(Data items)
# # #
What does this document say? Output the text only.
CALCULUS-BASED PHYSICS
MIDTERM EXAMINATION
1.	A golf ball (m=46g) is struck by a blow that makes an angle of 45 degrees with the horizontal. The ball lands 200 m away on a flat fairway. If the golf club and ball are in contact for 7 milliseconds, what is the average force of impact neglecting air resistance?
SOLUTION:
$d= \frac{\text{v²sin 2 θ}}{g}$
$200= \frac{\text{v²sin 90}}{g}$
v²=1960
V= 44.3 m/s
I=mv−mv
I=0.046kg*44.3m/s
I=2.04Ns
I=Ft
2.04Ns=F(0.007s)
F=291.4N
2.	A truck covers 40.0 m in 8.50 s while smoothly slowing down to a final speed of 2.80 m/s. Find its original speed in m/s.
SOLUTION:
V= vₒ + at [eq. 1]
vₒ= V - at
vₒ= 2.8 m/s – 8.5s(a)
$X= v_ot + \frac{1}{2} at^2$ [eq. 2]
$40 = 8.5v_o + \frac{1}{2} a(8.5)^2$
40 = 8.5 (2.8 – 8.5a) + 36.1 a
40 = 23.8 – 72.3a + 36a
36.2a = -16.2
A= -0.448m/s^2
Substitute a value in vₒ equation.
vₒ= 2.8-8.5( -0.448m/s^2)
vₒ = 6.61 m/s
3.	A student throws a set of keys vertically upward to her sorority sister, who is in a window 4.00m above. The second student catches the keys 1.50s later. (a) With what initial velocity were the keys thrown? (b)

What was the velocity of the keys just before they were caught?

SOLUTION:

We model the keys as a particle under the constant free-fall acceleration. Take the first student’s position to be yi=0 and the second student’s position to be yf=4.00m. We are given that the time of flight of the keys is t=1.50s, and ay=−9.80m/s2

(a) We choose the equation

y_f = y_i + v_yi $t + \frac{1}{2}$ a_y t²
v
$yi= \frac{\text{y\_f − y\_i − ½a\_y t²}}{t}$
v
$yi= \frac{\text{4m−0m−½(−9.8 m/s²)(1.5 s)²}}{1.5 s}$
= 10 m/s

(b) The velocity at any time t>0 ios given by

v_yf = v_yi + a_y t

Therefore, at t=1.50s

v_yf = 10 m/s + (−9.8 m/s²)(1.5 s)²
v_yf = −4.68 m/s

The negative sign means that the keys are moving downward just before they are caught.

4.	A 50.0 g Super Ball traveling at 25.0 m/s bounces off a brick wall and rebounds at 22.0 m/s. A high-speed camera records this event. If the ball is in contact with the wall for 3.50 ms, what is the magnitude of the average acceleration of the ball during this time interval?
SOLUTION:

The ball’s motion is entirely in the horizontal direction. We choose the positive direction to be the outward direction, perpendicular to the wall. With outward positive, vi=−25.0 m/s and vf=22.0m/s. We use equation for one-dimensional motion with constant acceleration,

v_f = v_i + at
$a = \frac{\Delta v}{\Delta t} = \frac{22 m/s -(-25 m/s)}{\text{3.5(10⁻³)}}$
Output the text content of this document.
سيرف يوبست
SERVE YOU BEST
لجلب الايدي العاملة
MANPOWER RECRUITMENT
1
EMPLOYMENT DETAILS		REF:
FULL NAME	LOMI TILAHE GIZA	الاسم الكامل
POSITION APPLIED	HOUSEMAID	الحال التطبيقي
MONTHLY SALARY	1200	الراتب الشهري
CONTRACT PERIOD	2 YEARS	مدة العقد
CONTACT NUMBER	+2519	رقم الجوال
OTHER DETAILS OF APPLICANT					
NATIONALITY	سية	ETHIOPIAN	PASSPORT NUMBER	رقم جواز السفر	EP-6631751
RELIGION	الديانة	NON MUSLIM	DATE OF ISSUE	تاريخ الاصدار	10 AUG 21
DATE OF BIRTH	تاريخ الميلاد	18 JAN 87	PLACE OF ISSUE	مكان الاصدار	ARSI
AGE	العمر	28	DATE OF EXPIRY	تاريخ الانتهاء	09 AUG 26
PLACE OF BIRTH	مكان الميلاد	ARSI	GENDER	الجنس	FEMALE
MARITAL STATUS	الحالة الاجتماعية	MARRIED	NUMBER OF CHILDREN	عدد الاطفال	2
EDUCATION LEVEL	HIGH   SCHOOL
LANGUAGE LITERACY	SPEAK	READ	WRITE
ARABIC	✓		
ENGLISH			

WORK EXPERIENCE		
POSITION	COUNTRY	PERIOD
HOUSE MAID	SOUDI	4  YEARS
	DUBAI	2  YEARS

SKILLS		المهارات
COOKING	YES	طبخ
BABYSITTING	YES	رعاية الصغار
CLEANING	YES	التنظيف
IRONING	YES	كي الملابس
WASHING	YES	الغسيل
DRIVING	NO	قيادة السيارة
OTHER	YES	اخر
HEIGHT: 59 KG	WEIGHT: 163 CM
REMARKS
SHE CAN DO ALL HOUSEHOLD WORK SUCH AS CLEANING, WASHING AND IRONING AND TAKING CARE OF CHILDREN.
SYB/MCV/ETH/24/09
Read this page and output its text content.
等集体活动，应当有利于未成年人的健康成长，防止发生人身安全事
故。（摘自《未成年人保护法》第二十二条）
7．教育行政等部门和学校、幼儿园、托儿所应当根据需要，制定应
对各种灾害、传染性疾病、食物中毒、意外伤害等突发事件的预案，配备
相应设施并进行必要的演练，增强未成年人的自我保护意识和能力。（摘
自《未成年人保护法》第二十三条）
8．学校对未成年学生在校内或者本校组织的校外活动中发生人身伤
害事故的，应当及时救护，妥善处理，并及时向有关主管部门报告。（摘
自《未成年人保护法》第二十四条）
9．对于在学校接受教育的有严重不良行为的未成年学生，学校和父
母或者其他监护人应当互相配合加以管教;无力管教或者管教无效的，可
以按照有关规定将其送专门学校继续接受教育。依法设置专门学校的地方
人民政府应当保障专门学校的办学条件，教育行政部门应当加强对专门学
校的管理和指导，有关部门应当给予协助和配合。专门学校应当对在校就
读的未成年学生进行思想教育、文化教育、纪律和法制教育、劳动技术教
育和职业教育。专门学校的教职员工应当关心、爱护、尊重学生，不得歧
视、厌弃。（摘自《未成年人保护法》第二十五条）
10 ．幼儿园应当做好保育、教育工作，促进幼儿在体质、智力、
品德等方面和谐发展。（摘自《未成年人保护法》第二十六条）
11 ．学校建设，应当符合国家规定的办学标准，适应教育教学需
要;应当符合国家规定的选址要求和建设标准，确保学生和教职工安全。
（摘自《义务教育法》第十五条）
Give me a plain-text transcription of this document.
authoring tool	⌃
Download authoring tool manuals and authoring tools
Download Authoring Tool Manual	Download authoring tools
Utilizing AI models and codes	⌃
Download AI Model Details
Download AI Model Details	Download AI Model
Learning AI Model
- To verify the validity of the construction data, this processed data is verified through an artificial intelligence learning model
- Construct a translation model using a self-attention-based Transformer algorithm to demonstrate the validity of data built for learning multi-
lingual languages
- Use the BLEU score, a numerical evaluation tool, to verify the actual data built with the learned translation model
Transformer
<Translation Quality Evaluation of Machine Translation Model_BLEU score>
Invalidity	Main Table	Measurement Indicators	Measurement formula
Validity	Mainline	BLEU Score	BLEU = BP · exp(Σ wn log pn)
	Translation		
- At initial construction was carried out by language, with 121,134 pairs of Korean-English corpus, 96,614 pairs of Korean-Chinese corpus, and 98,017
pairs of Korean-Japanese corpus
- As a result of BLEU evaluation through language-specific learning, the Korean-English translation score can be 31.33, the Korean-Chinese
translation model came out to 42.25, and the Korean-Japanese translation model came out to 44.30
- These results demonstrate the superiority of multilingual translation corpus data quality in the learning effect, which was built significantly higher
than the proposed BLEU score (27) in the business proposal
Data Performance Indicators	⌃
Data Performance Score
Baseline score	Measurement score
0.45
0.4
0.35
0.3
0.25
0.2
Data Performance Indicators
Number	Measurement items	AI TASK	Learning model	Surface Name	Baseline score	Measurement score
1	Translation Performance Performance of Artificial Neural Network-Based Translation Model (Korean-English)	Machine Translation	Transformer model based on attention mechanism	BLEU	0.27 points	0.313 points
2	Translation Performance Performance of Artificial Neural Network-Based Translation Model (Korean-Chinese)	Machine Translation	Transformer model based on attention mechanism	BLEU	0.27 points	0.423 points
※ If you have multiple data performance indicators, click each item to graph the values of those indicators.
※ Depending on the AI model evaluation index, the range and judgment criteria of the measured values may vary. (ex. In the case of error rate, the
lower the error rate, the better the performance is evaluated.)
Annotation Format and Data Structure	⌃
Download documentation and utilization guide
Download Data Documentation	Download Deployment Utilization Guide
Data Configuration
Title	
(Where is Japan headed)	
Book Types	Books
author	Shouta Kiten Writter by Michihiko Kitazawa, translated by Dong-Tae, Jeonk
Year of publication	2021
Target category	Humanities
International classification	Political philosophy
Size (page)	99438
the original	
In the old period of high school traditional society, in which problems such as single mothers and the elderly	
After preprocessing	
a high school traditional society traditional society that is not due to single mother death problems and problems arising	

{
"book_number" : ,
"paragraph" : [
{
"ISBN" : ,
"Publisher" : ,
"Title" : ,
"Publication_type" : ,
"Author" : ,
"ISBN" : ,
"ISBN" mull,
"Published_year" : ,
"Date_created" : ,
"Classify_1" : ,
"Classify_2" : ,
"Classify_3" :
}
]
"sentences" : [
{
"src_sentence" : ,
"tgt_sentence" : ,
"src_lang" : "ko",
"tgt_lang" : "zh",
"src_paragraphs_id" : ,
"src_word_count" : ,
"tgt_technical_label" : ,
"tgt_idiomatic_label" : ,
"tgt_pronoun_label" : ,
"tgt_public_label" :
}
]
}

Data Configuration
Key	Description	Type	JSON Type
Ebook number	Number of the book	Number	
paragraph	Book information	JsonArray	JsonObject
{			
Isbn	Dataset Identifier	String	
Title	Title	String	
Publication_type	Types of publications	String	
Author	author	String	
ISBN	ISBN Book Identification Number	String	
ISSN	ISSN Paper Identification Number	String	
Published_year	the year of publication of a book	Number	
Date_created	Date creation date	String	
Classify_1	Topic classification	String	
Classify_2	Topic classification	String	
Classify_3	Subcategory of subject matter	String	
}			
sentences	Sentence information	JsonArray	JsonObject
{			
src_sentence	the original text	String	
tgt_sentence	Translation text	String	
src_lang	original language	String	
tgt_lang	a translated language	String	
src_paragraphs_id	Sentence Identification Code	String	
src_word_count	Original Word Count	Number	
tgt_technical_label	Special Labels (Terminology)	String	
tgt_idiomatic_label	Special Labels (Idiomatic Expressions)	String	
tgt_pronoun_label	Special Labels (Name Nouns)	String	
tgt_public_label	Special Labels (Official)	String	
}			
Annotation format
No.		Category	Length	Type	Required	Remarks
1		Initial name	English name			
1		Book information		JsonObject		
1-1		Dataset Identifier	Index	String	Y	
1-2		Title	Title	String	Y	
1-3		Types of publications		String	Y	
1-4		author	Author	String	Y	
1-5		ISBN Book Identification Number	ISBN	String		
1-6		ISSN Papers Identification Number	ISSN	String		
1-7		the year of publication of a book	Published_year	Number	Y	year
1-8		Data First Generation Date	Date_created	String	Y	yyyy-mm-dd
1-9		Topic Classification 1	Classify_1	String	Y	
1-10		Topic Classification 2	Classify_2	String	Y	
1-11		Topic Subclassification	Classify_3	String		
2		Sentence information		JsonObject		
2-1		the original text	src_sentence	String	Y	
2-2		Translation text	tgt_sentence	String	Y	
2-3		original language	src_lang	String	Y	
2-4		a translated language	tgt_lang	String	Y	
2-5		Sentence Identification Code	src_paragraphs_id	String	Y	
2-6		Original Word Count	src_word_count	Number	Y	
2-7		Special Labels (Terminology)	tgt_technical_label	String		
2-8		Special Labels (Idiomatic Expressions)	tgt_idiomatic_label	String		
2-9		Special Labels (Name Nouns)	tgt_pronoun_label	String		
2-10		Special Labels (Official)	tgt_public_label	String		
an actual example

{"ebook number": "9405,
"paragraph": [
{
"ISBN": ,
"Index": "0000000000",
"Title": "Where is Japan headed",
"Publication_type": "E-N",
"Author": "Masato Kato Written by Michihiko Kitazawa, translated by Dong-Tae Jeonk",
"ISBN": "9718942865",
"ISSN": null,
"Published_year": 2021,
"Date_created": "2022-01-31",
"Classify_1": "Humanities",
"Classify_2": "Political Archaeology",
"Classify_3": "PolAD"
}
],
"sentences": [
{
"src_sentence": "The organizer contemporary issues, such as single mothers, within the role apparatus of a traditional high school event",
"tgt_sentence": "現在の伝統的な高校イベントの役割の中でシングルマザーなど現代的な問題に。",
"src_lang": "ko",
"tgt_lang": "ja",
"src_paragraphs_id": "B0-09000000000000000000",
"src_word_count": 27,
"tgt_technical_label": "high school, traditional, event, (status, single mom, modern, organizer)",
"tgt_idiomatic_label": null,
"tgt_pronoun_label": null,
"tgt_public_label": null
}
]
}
# # #
■ Task ■
Copy down every line of the material above that includes the string "Political".

■ Answer to this problem ■
International classification	Political philosophy
"Classify_2": "Political Archaeology",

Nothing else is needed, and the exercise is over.